Element box annotations:
-=-=-

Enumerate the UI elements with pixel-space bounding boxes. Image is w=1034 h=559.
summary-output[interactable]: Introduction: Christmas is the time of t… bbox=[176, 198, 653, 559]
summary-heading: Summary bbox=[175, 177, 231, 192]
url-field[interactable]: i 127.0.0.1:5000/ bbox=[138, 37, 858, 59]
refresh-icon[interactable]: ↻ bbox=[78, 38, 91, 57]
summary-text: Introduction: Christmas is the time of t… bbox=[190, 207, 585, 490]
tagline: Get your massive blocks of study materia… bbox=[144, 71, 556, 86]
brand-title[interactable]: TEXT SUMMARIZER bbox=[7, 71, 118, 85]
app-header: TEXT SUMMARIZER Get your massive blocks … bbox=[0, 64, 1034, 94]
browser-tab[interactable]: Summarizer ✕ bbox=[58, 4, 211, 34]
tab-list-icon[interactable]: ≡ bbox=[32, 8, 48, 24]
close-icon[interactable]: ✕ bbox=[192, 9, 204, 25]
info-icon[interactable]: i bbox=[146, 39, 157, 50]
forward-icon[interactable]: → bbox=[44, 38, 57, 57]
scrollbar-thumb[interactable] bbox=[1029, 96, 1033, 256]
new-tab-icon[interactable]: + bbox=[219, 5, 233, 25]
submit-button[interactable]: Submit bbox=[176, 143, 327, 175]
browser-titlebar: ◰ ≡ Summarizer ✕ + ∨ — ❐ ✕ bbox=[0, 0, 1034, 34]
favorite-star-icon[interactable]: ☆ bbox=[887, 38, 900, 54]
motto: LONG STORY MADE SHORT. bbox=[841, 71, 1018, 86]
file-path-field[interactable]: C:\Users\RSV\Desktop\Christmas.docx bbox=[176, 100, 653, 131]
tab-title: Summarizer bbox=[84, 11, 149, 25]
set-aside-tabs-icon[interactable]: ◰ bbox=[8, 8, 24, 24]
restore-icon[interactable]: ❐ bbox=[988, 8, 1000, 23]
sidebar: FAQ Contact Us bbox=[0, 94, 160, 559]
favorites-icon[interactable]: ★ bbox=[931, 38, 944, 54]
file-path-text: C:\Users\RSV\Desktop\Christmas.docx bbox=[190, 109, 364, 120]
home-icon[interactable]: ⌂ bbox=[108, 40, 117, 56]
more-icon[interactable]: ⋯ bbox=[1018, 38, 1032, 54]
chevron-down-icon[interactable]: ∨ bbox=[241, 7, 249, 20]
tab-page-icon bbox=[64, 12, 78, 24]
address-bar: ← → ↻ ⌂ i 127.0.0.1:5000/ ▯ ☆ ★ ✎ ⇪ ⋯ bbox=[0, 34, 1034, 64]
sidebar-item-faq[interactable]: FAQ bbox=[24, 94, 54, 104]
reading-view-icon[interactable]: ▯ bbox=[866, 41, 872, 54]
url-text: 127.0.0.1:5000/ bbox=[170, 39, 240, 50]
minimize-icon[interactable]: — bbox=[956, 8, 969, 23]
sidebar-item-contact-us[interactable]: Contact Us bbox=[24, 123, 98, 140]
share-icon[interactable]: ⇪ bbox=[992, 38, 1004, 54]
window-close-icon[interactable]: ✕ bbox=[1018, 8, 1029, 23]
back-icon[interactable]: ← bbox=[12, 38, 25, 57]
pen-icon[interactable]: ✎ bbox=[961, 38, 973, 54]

-=-=-

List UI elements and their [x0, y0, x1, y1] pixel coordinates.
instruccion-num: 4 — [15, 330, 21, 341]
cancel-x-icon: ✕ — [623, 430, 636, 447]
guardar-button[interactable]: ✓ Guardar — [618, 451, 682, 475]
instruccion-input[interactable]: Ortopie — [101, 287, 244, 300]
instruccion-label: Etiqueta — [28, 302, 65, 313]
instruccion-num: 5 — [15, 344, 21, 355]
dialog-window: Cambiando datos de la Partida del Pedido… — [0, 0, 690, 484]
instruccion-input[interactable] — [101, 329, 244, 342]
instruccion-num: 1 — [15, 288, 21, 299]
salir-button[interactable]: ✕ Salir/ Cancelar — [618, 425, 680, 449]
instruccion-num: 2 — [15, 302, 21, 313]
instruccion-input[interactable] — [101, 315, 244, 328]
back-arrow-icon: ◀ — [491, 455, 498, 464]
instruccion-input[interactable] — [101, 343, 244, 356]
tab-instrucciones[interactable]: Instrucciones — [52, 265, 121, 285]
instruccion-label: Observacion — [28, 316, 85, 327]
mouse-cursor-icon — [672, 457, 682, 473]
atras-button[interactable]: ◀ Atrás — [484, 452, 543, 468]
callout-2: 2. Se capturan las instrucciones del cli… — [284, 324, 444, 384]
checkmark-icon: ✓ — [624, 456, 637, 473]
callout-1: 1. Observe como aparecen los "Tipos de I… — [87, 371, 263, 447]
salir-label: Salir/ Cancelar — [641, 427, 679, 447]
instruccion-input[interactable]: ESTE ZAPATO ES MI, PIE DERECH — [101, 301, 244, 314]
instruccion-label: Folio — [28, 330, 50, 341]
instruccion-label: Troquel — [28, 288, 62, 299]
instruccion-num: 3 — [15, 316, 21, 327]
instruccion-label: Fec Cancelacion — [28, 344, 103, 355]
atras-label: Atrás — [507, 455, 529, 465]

-=-=-

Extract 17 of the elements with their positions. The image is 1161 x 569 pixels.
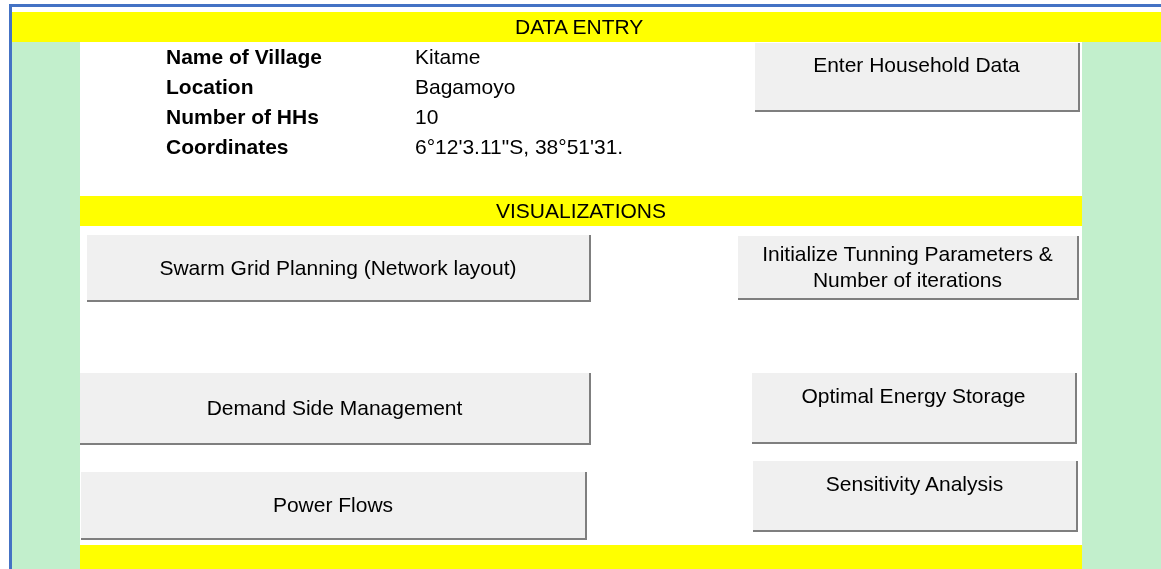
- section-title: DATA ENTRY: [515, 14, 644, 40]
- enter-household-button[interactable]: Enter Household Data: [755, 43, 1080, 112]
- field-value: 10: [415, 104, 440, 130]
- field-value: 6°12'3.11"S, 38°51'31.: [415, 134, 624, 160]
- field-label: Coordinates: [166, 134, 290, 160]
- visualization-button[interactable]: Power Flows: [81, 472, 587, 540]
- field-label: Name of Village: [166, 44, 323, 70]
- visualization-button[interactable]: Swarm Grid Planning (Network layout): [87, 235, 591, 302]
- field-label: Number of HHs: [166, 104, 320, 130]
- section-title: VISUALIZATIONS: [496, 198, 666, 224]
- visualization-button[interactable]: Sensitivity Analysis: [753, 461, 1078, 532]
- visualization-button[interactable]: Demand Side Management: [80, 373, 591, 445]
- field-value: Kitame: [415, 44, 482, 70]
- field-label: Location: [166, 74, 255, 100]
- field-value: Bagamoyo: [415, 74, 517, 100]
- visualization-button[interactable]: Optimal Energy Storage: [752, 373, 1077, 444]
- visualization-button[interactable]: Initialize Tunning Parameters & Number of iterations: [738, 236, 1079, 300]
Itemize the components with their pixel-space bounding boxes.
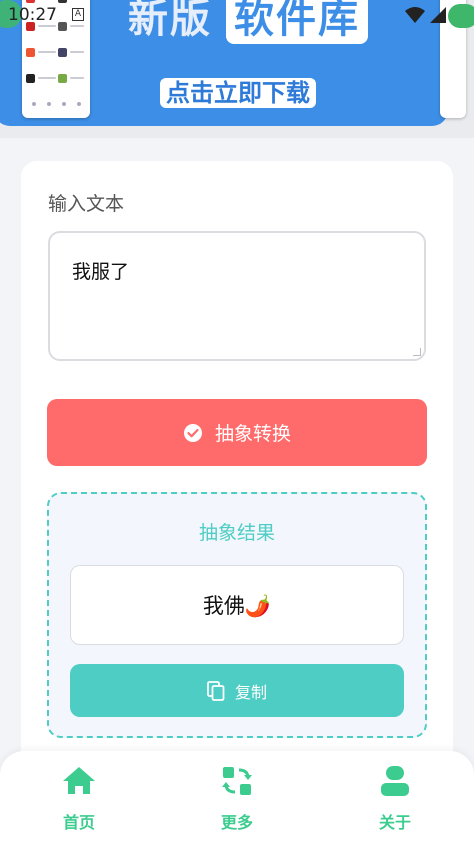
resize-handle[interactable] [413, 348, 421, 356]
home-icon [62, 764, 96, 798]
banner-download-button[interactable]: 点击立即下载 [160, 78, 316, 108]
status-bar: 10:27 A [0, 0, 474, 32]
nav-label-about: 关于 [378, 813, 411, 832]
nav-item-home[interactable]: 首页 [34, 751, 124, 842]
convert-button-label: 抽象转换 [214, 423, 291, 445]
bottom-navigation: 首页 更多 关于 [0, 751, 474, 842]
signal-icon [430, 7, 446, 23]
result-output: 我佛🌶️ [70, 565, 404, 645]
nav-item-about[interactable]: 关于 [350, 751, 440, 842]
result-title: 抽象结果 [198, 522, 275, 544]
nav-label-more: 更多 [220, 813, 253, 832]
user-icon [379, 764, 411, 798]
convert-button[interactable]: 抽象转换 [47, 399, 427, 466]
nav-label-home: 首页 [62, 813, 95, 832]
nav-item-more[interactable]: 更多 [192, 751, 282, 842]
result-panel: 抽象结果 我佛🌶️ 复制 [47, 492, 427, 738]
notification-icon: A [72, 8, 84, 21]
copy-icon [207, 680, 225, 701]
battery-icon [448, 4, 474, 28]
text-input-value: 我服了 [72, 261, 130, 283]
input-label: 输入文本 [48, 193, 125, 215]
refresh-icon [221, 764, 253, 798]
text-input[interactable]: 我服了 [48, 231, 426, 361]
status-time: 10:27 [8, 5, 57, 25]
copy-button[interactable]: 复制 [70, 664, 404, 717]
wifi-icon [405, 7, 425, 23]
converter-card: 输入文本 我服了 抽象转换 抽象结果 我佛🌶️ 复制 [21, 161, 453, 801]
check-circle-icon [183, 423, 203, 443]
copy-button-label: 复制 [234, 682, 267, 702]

-=-=-

Rewrite the rows from the line with "Enumerate the UI" up to and including the line with "browser-titlebar: ◰ ≡", putting "clickable" in place of "interactable" and leaving everything else unchanged.

Enumerate the UI elements with pixel-space bounding boxes. Image is w=1034 h=559.
summary-output[clickable]: Introduction: Christmas is the time of t… bbox=[176, 198, 653, 559]
summary-heading: Summary bbox=[175, 177, 231, 192]
url-field[clickable]: i 127.0.0.1:5000/ bbox=[138, 37, 858, 59]
refresh-icon[clickable]: ↻ bbox=[78, 38, 91, 57]
summary-text: Introduction: Christmas is the time of t… bbox=[190, 207, 585, 490]
tagline: Get your massive blocks of study materia… bbox=[144, 71, 556, 86]
brand-title[clickable]: TEXT SUMMARIZER bbox=[7, 71, 118, 85]
app-header: TEXT SUMMARIZER Get your massive blocks … bbox=[0, 64, 1034, 94]
browser-tab[clickable]: Summarizer ✕ bbox=[58, 4, 211, 34]
tab-list-icon[clickable]: ≡ bbox=[32, 8, 48, 24]
close-icon[clickable]: ✕ bbox=[192, 9, 204, 25]
info-icon[clickable]: i bbox=[146, 39, 157, 50]
forward-icon[clickable]: → bbox=[44, 38, 57, 57]
scrollbar-thumb[clickable] bbox=[1029, 96, 1033, 256]
new-tab-icon[clickable]: + bbox=[219, 5, 233, 25]
submit-button[clickable]: Submit bbox=[176, 143, 327, 175]
browser-titlebar: ◰ ≡ Summarizer ✕ + ∨ — ❐ ✕ bbox=[0, 0, 1034, 34]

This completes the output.